_WHAT TO PRODUCE_
Show all lines from the listing below that contain "arch".

* begin RECORDS FOR THE EXERCISE *

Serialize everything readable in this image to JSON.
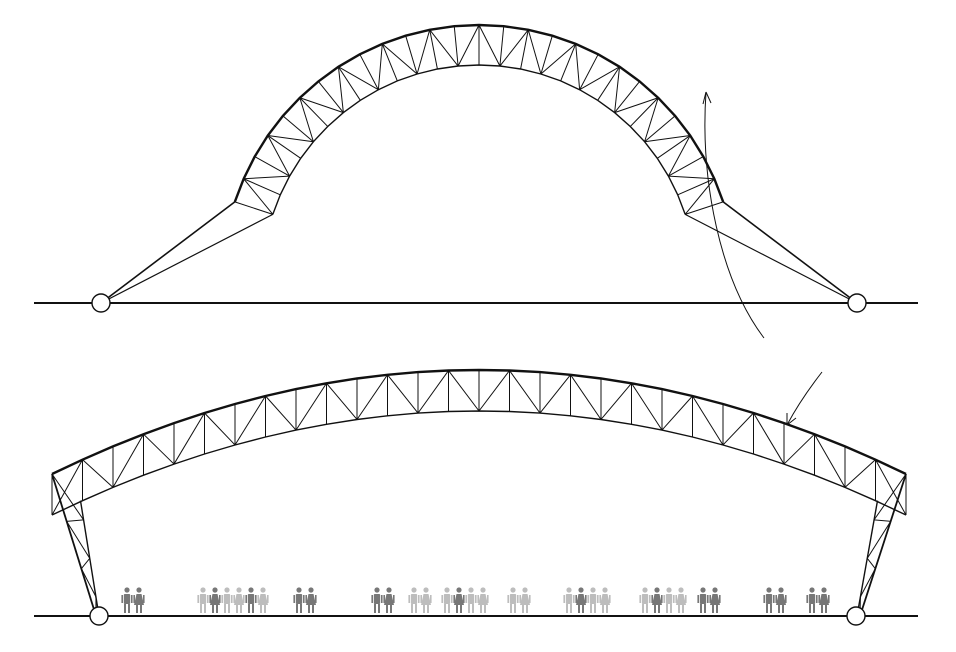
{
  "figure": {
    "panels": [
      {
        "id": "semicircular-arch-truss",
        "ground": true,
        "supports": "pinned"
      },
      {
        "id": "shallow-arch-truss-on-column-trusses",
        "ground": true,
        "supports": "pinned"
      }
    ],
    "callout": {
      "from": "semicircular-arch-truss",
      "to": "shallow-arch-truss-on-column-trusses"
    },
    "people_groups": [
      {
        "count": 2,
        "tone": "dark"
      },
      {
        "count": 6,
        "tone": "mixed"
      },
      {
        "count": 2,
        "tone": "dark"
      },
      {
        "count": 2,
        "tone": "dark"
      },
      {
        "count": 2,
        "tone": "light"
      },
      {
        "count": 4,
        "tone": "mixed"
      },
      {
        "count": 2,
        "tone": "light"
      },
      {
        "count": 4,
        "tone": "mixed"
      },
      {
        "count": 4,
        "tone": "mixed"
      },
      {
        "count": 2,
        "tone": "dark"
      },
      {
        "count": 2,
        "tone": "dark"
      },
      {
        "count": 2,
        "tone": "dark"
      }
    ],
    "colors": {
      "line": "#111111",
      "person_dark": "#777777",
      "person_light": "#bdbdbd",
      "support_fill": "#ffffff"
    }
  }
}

* end RECORDS FOR THE EXERCISE *
* begin RECORDS FOR THE EXERCISE *

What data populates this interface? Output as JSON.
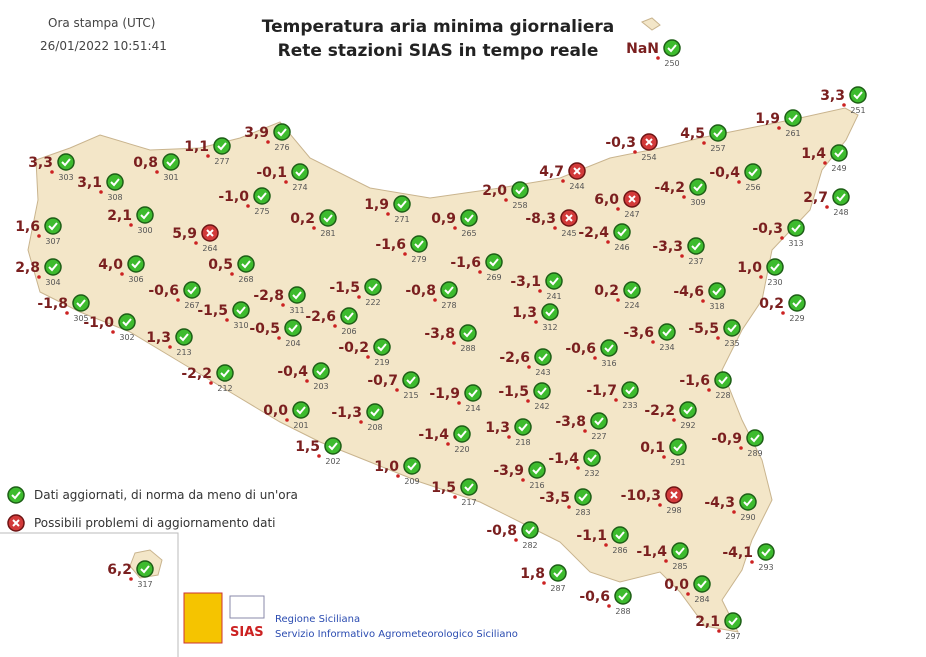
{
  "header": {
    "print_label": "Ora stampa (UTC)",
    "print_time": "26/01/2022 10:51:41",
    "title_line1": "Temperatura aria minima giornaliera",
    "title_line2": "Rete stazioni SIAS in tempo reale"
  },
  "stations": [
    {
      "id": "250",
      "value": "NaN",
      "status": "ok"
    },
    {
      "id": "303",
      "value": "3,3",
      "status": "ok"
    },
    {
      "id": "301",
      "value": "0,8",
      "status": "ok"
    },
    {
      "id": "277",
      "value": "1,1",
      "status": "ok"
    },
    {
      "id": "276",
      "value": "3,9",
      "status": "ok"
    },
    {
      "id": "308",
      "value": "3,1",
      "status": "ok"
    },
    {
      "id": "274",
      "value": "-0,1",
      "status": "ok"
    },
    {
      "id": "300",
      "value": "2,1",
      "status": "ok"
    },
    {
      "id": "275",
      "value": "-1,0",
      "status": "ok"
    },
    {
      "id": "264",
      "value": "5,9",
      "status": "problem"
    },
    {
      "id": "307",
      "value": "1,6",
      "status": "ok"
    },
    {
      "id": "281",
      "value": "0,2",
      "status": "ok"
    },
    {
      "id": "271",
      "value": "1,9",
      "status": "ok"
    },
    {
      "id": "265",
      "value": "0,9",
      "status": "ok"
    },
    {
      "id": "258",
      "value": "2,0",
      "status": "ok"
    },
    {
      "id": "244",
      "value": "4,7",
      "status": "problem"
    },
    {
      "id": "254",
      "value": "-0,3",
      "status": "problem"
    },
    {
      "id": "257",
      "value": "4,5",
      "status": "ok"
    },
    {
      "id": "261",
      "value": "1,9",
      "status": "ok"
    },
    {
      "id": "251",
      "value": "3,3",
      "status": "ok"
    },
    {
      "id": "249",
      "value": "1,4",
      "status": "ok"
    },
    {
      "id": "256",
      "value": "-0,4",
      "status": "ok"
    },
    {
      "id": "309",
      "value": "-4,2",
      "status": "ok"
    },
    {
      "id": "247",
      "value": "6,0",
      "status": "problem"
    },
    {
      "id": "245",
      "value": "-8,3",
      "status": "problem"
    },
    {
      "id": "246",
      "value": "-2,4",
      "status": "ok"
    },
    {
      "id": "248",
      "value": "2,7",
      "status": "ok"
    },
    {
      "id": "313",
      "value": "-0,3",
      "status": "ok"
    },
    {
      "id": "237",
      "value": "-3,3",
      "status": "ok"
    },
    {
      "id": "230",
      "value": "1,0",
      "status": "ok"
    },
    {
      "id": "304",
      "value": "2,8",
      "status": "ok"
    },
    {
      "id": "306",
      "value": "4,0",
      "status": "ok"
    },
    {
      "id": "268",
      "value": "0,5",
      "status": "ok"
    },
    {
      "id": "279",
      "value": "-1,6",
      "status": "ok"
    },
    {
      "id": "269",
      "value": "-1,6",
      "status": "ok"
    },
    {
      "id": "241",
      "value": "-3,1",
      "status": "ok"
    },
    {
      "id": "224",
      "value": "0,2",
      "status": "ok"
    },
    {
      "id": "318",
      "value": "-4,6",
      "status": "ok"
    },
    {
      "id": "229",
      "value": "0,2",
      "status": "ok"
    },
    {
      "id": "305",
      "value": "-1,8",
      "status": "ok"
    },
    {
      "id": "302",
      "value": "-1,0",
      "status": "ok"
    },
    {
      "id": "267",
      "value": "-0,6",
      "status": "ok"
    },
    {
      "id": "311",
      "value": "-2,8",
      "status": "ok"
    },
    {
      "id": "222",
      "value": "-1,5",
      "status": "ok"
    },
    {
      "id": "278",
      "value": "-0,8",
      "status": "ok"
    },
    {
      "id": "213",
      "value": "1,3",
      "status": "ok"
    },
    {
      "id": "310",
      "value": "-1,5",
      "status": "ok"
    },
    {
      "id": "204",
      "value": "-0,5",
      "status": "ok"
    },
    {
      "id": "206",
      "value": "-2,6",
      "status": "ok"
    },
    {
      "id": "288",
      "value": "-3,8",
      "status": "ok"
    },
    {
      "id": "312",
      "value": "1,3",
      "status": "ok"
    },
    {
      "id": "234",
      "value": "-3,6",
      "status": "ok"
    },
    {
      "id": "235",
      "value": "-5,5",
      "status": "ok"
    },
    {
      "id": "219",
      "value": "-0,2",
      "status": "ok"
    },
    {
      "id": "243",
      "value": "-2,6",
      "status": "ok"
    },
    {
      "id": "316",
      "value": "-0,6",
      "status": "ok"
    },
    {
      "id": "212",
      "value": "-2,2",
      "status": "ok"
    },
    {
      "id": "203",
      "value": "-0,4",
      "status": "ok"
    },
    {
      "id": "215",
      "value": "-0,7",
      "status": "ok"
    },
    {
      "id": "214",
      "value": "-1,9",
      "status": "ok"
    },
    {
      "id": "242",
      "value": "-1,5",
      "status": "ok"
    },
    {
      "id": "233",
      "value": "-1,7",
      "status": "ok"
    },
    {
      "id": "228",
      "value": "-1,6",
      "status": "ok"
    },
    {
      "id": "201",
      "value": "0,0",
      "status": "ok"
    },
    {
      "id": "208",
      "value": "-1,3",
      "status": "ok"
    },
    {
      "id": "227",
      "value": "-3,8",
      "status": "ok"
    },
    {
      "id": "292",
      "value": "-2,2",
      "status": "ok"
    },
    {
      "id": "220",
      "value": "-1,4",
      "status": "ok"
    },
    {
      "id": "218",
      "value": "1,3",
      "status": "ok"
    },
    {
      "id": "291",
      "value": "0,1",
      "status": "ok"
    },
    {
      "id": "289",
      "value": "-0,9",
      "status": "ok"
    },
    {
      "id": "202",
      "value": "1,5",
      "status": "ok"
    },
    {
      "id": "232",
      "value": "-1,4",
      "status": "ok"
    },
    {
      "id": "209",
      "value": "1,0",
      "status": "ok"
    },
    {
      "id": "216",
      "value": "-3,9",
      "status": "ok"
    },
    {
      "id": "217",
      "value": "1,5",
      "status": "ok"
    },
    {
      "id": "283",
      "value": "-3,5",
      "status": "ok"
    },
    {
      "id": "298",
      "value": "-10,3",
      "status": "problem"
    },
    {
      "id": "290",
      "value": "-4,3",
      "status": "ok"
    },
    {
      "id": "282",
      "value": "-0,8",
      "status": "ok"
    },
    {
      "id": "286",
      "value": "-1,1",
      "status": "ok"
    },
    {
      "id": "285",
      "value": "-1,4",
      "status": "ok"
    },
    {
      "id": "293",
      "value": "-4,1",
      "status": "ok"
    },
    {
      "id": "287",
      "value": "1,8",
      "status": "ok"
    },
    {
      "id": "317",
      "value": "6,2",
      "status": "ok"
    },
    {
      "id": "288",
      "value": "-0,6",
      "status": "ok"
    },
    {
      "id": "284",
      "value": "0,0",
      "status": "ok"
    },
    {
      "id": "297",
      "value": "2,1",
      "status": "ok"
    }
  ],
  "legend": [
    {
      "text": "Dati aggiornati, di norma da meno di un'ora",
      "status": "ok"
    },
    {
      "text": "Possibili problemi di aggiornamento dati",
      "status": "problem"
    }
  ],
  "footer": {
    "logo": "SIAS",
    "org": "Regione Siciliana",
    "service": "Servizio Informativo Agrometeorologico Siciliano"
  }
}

* end RECORDS FOR THE EXERCISE *

_FINAL RESULT_
        "id": "semicircular-arch-truss",
        "id": "shallow-arch-truss-on-column-trusses",
      "from": "semicircular-arch-truss",
      "to": "shallow-arch-truss-on-column-trusses"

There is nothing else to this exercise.